● **Exercise instructions**
How many lines in the records below hold the string "Galeria"? Answer with the number alone.

● **Extracted material**
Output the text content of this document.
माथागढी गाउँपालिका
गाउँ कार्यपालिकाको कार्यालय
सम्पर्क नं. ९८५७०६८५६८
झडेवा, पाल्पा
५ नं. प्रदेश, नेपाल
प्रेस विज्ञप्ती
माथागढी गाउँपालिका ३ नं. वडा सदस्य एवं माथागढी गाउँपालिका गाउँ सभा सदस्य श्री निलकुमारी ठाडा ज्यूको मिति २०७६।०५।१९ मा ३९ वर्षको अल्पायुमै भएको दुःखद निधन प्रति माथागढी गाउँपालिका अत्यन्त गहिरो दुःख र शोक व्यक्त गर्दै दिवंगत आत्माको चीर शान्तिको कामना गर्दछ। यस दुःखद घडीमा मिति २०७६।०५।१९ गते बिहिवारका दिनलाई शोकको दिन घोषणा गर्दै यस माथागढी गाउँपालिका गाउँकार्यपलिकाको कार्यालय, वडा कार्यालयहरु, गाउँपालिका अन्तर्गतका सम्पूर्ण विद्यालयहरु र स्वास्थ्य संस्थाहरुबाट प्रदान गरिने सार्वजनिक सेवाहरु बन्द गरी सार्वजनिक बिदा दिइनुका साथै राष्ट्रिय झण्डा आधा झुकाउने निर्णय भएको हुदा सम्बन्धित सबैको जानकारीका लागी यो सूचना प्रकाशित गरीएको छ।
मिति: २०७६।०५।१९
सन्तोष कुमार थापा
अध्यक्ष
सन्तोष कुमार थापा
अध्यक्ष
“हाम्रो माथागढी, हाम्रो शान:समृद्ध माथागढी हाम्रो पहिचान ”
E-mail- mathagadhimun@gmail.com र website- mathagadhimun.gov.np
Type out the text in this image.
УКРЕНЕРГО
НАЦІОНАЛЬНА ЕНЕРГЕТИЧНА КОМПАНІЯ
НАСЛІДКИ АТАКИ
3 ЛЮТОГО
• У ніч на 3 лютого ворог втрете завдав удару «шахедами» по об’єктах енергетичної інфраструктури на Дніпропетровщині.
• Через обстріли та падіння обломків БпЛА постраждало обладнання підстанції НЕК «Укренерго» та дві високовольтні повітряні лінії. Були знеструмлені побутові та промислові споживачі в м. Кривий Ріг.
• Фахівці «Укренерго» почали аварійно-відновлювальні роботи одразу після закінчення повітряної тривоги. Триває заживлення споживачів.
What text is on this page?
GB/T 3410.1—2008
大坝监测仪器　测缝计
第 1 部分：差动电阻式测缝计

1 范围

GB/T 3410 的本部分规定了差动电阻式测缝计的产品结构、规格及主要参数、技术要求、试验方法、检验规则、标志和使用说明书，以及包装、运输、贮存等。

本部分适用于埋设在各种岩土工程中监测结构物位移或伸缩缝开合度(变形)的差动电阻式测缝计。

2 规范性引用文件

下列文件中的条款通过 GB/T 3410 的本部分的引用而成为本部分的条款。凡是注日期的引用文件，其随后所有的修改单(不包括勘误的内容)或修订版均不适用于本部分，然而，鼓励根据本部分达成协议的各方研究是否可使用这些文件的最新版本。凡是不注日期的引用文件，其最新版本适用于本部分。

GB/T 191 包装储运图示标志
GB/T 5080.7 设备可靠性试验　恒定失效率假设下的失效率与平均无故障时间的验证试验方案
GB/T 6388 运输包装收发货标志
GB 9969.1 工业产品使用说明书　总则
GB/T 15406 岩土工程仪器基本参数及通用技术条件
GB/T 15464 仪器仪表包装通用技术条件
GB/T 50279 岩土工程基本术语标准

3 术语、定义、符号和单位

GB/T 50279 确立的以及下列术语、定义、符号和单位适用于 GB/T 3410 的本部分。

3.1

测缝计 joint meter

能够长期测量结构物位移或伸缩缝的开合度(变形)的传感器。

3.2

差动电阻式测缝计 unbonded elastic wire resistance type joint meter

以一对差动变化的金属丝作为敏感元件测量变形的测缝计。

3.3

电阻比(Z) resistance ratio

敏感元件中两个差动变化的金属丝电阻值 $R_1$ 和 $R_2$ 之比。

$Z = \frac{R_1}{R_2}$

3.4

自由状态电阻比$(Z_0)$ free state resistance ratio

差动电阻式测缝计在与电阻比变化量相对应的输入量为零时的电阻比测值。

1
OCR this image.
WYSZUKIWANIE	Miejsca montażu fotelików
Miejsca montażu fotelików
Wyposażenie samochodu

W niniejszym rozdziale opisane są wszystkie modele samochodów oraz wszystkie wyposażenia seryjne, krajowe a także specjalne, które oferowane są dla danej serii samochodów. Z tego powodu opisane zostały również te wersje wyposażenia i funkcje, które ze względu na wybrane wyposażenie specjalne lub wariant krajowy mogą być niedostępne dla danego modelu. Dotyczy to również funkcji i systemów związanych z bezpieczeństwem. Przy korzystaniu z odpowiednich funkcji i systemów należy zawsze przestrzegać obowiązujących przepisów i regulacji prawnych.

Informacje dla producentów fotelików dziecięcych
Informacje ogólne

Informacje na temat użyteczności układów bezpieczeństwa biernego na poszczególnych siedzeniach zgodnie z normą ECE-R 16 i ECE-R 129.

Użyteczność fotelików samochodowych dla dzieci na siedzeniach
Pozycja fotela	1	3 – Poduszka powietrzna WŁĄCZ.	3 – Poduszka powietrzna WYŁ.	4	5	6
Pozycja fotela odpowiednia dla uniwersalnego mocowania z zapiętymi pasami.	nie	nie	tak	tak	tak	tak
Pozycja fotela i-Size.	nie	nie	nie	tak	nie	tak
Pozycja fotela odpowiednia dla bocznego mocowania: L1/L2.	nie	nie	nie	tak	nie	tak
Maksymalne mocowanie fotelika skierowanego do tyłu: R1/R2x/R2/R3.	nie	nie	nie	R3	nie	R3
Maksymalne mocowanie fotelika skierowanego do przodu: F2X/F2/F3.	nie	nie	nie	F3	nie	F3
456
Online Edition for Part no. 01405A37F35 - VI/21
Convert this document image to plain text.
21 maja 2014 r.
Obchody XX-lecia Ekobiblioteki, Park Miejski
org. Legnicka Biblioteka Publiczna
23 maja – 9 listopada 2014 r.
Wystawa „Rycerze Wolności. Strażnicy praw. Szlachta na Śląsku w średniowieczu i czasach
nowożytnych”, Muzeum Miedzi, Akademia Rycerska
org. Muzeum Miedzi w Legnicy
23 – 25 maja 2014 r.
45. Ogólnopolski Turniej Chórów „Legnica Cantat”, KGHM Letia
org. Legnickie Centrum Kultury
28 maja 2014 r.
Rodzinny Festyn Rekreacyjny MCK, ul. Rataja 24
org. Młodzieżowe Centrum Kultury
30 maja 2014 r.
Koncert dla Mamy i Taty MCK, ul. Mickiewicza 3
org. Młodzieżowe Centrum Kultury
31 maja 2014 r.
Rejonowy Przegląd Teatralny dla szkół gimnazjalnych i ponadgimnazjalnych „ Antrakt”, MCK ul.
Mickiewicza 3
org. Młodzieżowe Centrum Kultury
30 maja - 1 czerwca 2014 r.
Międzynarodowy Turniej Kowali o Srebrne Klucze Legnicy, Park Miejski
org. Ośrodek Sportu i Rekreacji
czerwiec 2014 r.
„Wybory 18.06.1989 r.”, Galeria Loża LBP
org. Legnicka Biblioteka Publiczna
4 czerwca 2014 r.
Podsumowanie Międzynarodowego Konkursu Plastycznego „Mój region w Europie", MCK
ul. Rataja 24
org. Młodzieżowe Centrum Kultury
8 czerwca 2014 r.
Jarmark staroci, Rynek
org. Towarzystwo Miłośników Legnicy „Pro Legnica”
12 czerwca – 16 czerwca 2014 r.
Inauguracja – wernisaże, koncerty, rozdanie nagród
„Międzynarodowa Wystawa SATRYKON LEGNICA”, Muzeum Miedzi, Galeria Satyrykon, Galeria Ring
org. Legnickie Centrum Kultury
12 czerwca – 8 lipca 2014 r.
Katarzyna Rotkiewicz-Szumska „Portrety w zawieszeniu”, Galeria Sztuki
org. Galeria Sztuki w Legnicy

● **Task result**
4